** Start of SUPPLIED DATA **

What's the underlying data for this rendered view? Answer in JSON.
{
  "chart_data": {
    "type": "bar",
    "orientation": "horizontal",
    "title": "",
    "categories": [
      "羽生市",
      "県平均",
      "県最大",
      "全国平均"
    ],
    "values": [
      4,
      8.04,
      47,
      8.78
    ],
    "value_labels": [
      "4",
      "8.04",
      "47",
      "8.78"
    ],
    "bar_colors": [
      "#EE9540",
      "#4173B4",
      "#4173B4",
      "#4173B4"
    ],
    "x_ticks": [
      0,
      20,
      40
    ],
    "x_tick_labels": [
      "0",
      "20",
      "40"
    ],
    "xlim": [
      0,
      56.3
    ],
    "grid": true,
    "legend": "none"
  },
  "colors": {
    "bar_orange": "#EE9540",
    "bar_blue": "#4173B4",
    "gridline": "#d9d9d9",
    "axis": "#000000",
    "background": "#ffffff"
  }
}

** End of SUPPLIED DATA **
** Start of SUPPLIED DATA **

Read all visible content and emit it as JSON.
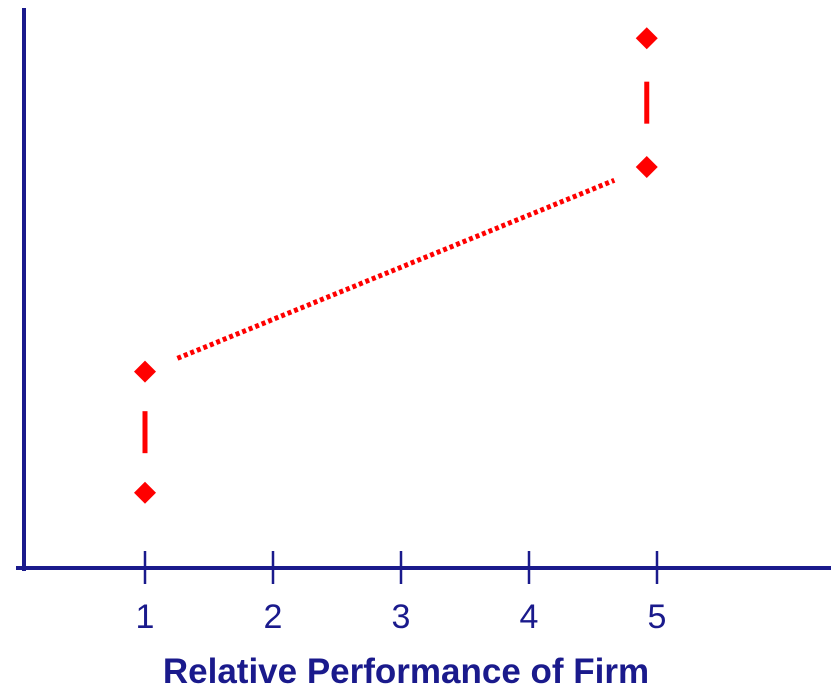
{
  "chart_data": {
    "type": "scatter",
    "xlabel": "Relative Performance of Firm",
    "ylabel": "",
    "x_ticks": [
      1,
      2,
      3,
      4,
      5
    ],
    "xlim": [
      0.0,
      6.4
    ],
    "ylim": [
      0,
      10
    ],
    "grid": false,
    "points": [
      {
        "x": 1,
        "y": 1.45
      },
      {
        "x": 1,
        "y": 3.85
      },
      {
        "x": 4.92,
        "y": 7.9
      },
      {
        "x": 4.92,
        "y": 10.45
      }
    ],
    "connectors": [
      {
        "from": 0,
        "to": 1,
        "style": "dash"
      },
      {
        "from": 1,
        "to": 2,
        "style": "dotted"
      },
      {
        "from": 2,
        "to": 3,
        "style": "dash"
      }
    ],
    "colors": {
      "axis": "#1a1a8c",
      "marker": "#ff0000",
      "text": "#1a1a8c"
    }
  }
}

** End of SUPPLIED DATA **
** Start of SUPPLIED DATA **

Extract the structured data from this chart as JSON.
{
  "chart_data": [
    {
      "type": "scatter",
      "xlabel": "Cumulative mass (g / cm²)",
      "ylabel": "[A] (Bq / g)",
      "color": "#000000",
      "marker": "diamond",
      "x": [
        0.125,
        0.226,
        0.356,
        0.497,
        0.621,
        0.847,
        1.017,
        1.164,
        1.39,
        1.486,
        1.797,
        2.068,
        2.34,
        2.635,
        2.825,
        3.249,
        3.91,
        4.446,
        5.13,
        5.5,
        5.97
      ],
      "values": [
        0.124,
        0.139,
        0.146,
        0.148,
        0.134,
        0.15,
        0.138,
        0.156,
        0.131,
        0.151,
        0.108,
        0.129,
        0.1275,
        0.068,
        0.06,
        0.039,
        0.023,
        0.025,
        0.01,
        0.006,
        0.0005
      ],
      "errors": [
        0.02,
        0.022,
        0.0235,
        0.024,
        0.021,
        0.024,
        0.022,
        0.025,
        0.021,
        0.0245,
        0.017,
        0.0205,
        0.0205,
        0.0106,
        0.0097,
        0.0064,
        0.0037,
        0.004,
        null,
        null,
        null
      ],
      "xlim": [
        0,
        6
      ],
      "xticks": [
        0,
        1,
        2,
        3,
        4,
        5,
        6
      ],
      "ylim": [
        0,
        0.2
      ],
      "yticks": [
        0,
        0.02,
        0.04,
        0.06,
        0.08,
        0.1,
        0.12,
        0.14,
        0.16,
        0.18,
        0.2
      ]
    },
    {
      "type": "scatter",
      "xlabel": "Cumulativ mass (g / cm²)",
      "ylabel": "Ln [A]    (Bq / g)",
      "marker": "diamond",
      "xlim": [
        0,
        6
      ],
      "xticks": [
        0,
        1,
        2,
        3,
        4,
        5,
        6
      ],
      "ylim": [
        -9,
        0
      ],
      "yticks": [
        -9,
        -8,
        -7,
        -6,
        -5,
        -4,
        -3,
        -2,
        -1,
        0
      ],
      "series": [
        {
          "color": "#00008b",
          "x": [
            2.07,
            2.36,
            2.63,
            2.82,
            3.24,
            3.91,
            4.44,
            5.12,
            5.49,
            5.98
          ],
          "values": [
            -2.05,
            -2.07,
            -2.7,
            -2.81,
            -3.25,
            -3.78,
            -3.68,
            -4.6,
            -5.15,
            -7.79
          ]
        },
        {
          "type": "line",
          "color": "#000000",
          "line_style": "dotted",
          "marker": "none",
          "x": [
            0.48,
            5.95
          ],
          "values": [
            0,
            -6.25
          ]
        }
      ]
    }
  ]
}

** End of SUPPLIED DATA **

• [TASK INSTRUCTIONS]: Extract each line holding the word "mass" from the records.

• [TASK ANSWER]:
      "xlabel": "Cumulative mass (g / cm²)",
      "xlabel": "Cumulativ mass (g / cm²)",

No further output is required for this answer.